> **WORK TO BE COMPLETED**: All entries below need to be written out exactly, but without their pictures.

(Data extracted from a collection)
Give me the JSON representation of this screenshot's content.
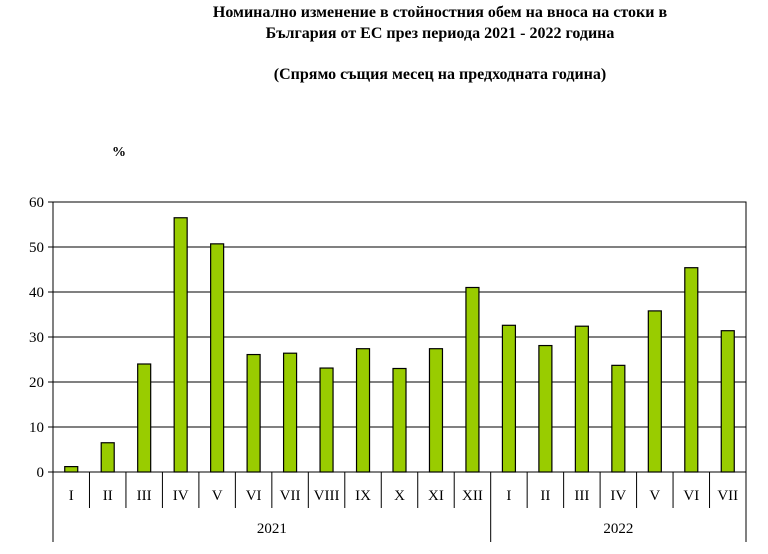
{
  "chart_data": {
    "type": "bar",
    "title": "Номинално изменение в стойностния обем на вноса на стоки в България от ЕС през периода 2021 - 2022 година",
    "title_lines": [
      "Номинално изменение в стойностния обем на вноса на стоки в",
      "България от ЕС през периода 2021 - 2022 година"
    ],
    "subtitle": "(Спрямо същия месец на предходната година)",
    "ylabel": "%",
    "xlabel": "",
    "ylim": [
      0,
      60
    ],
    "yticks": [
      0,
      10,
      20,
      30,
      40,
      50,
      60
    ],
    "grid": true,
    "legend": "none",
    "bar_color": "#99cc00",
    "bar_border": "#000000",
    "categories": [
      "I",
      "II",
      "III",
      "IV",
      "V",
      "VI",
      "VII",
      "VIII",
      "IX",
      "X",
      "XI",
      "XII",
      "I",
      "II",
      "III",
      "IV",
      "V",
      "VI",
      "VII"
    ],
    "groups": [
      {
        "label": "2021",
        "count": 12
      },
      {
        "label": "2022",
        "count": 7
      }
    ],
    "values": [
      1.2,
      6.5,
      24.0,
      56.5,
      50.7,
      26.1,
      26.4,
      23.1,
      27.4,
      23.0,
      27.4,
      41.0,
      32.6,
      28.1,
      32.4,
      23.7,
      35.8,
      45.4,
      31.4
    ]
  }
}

> **FINAL RESULT**:
Give me the JSON representation of this screenshot's content.
{
  "chart_data": {
    "type": "bar",
    "title": "Номинално изменение в стойностния обем на вноса на стоки в България от ЕС през периода 2021 - 2022 година",
    "title_lines": [
      "Номинално изменение в стойностния обем на вноса на стоки в",
      "България от ЕС през периода 2021 - 2022 година"
    ],
    "subtitle": "(Спрямо същия месец на предходната година)",
    "ylabel": "%",
    "xlabel": "",
    "ylim": [
      0,
      60
    ],
    "yticks": [
      0,
      10,
      20,
      30,
      40,
      50,
      60
    ],
    "grid": true,
    "legend": "none",
    "bar_color": "#99cc00",
    "bar_border": "#000000",
    "categories": [
      "I",
      "II",
      "III",
      "IV",
      "V",
      "VI",
      "VII",
      "VIII",
      "IX",
      "X",
      "XI",
      "XII",
      "I",
      "II",
      "III",
      "IV",
      "V",
      "VI",
      "VII"
    ],
    "groups": [
      {
        "label": "2021",
        "count": 12
      },
      {
        "label": "2022",
        "count": 7
      }
    ],
    "values": [
      1.2,
      6.5,
      24.0,
      56.5,
      50.7,
      26.1,
      26.4,
      23.1,
      27.4,
      23.0,
      27.4,
      41.0,
      32.6,
      28.1,
      32.4,
      23.7,
      35.8,
      45.4,
      31.4
    ]
  }
}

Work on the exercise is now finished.